## What the task asks
For every line in the data below that contains "érdeklődik", copy the line.

:::

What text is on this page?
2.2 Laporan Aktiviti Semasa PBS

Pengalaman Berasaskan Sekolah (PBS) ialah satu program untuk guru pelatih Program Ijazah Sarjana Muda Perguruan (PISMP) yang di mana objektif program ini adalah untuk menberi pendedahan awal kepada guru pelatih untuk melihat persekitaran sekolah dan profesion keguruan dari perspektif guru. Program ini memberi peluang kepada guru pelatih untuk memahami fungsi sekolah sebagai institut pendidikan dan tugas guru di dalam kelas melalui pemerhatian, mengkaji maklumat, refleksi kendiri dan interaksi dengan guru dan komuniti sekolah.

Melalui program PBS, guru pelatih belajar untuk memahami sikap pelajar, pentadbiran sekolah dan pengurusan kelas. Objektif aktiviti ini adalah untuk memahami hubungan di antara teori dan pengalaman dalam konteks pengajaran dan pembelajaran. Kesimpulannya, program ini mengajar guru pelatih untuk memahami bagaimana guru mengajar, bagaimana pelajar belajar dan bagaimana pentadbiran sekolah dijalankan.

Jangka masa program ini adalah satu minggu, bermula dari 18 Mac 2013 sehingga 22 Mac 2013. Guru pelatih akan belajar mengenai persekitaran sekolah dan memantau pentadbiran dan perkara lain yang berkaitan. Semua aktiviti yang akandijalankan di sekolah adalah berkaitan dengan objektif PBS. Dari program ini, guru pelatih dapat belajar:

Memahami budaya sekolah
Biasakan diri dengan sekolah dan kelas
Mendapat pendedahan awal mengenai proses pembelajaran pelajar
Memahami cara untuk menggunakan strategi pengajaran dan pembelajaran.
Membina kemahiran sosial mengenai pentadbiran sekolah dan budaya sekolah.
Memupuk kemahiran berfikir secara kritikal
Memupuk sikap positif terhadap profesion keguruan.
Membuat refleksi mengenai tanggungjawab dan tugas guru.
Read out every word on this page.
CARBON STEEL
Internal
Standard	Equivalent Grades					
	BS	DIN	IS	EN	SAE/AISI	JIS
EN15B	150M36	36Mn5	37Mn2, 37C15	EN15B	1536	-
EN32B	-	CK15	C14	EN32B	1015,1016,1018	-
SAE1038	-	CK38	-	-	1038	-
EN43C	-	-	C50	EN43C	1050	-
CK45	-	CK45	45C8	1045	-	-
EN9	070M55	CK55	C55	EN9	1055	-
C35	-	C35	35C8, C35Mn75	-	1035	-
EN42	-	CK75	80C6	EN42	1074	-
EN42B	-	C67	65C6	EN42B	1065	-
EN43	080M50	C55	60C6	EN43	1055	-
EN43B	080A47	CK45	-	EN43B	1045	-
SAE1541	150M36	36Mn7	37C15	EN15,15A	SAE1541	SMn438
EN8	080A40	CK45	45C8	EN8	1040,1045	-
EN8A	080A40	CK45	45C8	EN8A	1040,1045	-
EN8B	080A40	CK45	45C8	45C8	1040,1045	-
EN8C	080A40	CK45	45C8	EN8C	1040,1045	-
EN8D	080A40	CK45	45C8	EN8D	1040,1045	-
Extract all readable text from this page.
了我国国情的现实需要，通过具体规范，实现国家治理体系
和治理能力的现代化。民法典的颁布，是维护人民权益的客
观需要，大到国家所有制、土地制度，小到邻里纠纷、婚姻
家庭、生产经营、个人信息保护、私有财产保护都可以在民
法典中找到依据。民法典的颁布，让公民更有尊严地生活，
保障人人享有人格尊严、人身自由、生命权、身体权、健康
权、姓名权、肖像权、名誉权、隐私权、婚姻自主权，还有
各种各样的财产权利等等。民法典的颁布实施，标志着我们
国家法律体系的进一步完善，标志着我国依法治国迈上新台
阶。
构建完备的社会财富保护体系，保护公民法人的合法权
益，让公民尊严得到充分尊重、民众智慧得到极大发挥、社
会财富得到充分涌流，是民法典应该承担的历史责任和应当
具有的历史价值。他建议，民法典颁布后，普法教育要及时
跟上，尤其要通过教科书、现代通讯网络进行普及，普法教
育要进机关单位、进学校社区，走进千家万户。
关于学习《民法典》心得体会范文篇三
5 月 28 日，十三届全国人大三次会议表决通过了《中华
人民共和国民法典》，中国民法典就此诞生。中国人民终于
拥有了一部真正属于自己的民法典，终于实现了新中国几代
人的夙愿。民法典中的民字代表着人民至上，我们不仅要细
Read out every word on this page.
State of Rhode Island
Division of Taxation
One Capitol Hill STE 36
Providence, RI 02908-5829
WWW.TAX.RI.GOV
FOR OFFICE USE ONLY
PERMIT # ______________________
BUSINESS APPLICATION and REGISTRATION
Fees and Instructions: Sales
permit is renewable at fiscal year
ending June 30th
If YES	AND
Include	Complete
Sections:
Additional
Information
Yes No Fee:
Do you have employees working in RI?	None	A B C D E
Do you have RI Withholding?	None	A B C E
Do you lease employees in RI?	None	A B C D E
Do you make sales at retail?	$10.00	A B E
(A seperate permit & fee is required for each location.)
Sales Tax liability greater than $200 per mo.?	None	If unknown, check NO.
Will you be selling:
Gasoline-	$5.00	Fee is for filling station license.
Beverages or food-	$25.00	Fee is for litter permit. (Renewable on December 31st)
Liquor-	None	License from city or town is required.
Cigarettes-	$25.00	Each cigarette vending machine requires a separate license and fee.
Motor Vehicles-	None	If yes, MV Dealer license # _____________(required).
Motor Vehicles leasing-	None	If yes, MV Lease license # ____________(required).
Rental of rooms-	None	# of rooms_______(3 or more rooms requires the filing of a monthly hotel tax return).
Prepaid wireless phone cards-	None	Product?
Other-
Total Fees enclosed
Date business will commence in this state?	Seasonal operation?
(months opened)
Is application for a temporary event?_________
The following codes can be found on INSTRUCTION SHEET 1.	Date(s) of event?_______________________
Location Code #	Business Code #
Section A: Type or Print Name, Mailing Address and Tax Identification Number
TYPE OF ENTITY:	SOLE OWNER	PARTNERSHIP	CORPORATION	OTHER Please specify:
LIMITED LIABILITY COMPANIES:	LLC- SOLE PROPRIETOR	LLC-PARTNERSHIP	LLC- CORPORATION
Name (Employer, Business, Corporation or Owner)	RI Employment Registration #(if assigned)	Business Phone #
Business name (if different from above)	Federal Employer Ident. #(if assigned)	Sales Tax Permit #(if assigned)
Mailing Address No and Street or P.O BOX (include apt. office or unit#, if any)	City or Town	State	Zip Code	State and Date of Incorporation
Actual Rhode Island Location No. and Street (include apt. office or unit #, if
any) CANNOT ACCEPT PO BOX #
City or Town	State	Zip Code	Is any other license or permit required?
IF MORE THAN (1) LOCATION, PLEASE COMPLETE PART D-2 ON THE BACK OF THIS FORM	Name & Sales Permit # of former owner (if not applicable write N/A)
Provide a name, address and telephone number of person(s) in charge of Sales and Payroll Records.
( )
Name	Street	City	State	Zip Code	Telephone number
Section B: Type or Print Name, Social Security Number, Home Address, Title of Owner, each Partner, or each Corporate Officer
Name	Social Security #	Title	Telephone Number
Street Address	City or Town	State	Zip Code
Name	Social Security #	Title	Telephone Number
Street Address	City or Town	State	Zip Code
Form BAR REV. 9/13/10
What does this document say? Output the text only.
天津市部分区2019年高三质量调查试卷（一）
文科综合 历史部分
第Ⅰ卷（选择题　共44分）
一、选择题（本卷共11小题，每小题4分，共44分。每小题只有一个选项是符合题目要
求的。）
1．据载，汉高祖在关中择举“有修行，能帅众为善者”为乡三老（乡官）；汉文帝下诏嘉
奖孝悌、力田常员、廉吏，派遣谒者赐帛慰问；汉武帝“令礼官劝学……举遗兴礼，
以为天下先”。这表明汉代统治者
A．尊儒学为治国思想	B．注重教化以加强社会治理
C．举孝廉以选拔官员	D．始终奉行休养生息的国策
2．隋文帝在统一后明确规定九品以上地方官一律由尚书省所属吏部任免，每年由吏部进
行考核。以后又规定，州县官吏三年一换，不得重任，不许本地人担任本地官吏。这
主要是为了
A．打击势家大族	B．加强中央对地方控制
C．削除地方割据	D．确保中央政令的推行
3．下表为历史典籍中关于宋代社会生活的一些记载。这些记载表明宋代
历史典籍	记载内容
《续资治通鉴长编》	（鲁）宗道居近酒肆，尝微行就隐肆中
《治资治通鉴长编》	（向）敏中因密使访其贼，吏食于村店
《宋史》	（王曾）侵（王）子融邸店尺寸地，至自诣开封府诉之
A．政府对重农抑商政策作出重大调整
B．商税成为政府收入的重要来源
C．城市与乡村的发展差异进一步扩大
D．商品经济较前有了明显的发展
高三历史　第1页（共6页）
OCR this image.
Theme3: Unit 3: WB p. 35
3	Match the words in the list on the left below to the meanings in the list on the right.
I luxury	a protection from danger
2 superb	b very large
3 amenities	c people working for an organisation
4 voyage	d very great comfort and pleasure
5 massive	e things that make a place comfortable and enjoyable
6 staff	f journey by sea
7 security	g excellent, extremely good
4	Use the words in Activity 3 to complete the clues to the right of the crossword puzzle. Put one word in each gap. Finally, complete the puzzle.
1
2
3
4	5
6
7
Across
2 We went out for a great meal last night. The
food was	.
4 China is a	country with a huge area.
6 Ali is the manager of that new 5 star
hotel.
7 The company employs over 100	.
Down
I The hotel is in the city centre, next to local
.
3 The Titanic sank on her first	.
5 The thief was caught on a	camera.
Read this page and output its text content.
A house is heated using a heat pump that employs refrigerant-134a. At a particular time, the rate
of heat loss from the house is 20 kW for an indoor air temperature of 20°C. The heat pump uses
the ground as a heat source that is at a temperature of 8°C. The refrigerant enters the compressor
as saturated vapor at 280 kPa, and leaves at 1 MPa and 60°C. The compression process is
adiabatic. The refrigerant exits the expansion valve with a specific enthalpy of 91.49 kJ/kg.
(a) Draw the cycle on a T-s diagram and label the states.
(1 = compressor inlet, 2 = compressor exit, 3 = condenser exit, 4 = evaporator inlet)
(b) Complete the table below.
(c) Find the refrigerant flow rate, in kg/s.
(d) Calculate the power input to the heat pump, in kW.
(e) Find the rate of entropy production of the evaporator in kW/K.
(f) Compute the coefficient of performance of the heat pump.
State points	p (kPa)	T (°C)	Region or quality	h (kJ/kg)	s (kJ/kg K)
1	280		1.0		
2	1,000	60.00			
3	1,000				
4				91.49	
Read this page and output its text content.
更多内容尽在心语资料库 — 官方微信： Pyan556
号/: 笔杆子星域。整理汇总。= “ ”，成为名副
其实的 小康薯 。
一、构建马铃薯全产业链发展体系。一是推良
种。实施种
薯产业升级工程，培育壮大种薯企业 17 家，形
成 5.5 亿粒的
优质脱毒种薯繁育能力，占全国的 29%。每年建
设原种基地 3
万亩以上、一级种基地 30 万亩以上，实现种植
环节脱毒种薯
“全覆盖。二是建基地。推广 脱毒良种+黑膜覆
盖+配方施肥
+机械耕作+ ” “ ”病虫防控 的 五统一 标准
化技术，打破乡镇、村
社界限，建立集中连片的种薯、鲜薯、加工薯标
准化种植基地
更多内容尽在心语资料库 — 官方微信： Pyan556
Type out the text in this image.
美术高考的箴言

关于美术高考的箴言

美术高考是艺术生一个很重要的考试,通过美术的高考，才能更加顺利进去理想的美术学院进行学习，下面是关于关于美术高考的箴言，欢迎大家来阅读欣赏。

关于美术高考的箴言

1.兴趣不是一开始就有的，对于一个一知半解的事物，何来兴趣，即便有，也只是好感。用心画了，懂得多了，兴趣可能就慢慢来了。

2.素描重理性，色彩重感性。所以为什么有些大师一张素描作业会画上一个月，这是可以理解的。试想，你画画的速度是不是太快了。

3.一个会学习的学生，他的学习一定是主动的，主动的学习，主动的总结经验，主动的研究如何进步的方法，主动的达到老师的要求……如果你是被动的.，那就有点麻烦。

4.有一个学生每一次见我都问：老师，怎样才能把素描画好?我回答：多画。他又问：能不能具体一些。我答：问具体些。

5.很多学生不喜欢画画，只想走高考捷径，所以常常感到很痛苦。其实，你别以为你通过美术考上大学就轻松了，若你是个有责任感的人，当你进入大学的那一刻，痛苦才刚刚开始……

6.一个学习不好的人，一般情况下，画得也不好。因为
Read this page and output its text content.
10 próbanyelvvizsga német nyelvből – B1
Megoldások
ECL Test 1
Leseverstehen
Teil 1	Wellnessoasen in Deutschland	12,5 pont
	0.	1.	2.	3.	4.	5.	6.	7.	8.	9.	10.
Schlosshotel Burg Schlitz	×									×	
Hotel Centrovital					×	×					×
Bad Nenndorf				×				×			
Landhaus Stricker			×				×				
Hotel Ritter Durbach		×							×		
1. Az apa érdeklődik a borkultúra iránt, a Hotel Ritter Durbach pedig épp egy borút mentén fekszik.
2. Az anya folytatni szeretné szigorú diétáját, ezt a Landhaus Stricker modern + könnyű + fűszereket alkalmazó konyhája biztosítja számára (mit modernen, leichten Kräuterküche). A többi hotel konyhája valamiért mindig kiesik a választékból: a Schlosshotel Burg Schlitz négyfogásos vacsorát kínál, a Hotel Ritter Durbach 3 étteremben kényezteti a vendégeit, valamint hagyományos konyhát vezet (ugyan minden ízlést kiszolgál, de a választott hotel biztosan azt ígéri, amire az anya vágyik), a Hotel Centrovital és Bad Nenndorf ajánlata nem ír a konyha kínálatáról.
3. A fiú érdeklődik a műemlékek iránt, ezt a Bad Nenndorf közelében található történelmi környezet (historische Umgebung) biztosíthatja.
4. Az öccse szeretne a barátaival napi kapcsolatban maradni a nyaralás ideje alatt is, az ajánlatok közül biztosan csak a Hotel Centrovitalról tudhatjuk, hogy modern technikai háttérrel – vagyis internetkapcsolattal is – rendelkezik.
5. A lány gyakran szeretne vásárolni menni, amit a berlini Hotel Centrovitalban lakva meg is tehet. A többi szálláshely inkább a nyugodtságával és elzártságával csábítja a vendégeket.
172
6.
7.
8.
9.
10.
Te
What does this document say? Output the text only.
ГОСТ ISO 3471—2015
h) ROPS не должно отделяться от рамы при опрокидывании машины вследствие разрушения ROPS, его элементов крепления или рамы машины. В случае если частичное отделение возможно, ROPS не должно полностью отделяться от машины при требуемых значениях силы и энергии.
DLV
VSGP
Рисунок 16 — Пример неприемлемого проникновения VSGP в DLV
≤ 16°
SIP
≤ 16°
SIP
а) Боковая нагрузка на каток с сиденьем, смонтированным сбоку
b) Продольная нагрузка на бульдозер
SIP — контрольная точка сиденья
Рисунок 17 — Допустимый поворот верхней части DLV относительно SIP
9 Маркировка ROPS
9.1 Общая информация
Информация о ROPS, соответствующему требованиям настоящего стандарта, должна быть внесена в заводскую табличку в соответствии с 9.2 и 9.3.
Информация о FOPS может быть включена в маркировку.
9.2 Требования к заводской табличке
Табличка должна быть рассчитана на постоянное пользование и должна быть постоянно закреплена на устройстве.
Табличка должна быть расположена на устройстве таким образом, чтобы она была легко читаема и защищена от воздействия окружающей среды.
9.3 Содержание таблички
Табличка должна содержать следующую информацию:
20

:::

## Finished task
1. Az apa érdeklődik a borkultúra iránt, a Hotel Ritter Durbach pedig épp egy borút mentén fekszik.
3. A fiú érdeklődik a műemlékek iránt, ezt a Bad Nenndorf közelében található történelmi környezet (historische Umgebung) biztosíthatja.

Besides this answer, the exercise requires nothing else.